:: Work to do ::
Extract all of the entries and give them again, word for word.

Data entries for graphics:
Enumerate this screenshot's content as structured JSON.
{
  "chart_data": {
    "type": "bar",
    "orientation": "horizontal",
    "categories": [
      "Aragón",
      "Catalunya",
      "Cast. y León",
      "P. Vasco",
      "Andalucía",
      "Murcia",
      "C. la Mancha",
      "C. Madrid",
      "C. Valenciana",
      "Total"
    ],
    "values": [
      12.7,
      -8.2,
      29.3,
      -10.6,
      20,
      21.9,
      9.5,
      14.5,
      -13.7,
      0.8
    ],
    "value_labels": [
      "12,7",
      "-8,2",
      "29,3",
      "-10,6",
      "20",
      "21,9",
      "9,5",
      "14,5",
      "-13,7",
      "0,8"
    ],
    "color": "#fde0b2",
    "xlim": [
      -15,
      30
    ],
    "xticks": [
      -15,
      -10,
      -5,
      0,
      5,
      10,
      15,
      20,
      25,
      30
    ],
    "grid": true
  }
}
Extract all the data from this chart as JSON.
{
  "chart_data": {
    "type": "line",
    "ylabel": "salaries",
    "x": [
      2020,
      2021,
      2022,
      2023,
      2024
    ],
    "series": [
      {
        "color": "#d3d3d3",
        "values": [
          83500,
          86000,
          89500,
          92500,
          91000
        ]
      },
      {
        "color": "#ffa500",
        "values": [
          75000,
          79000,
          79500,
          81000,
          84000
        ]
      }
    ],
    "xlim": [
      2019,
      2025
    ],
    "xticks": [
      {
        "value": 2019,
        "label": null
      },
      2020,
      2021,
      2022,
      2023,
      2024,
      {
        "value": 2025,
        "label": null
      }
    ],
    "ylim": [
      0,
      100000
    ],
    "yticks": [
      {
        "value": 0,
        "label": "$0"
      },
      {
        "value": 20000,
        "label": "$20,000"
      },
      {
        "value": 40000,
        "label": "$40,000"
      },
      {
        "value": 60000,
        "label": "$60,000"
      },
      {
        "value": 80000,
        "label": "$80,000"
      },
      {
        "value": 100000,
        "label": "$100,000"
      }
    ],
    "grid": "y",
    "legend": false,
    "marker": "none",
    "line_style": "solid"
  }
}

:: Response below ::
Enumerate this screenshot's content as structured JSON.
{
  "chart_data": {
    "type": "bar",
    "orientation": "horizontal",
    "categories": [
      "Aragón",
      "Catalunya",
      "Cast. y León",
      "P. Vasco",
      "Andalucía",
      "Murcia",
      "C. la Mancha",
      "C. Madrid",
      "C. Valenciana",
      "Total"
    ],
    "values": [
      12.7,
      -8.2,
      29.3,
      -10.6,
      20,
      21.9,
      9.5,
      14.5,
      -13.7,
      0.8
    ],
    "value_labels": [
      "12,7",
      "-8,2",
      "29,3",
      "-10,6",
      "20",
      "21,9",
      "9,5",
      "14,5",
      "-13,7",
      "0,8"
    ],
    "color": "#fde0b2",
    "xlim": [
      -15,
      30
    ],
    "xticks": [
      -15,
      -10,
      -5,
      0,
      5,
      10,
      15,
      20,
      25,
      30
    ],
    "grid": true
  }
}
Extract all the data from this chart as JSON.
{
  "chart_data": {
    "type": "line",
    "ylabel": "salaries",
    "x": [
      2020,
      2021,
      2022,
      2023,
      2024
    ],
    "series": [
      {
        "color": "#d3d3d3",
        "values": [
          83500,
          86000,
          89500,
          92500,
          91000
        ]
      },
      {
        "color": "#ffa500",
        "values": [
          75000,
          79000,
          79500,
          81000,
          84000
        ]
      }
    ],
    "xlim": [
      2019,
      2025
    ],
    "xticks": [
      {
        "value": 2019,
        "label": null
      },
      2020,
      2021,
      2022,
      2023,
      2024,
      {
        "value": 2025,
        "label": null
      }
    ],
    "ylim": [
      0,
      100000
    ],
    "yticks": [
      {
        "value": 0,
        "label": "$0"
      },
      {
        "value": 20000,
        "label": "$20,000"
      },
      {
        "value": 40000,
        "label": "$40,000"
      },
      {
        "value": 60000,
        "label": "$60,000"
      },
      {
        "value": 80000,
        "label": "$80,000"
      },
      {
        "value": 100000,
        "label": "$100,000"
      }
    ],
    "grid": "y",
    "legend": false,
    "marker": "none",
    "line_style": "solid"
  }
}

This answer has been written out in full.